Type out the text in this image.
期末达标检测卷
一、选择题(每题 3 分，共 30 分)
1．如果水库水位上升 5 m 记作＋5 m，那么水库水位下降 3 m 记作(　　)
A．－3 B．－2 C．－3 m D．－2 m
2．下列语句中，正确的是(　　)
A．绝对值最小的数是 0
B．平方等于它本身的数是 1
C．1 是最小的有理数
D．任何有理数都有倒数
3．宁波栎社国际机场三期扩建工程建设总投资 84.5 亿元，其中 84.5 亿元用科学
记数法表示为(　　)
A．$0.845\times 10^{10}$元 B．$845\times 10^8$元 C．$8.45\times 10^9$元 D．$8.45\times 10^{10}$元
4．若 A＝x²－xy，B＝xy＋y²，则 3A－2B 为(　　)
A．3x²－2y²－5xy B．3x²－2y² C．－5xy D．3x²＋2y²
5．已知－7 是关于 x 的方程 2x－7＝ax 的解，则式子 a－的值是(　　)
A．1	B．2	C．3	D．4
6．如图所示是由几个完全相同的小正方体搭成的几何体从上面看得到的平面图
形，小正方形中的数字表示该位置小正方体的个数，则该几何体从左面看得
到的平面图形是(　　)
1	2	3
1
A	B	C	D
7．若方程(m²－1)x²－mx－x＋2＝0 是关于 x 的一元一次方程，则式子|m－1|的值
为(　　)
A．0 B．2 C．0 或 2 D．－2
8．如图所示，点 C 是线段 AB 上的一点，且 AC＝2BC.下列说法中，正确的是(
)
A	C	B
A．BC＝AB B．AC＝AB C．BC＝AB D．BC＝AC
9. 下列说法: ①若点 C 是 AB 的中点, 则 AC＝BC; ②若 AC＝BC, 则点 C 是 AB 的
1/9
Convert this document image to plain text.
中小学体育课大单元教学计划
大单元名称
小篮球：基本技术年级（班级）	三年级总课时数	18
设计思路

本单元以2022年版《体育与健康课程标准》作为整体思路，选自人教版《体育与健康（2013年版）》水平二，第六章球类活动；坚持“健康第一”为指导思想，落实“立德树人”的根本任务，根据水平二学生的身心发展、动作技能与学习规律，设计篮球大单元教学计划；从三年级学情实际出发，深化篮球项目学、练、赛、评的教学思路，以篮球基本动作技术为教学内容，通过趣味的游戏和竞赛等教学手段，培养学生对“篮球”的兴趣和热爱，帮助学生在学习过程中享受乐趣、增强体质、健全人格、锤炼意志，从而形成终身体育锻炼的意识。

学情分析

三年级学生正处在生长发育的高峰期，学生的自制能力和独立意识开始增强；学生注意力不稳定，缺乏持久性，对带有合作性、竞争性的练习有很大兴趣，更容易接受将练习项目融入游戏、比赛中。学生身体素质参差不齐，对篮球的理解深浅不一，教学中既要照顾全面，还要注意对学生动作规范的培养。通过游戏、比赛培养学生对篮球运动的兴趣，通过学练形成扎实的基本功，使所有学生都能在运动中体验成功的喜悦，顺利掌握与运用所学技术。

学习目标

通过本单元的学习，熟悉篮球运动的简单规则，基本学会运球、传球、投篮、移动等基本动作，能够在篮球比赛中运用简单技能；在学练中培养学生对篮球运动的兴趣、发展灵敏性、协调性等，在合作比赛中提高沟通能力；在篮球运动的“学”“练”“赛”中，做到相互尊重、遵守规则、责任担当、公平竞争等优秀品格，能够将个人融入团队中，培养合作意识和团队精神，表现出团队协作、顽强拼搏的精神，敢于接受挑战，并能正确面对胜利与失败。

# # #

■ DIRECTIVE: Which lines hold the word "text"? Copy each of them from the records.

■ SOLUTION TO THIS PROBLEM:
Type out the text in this image.
Convert this document image to plain text.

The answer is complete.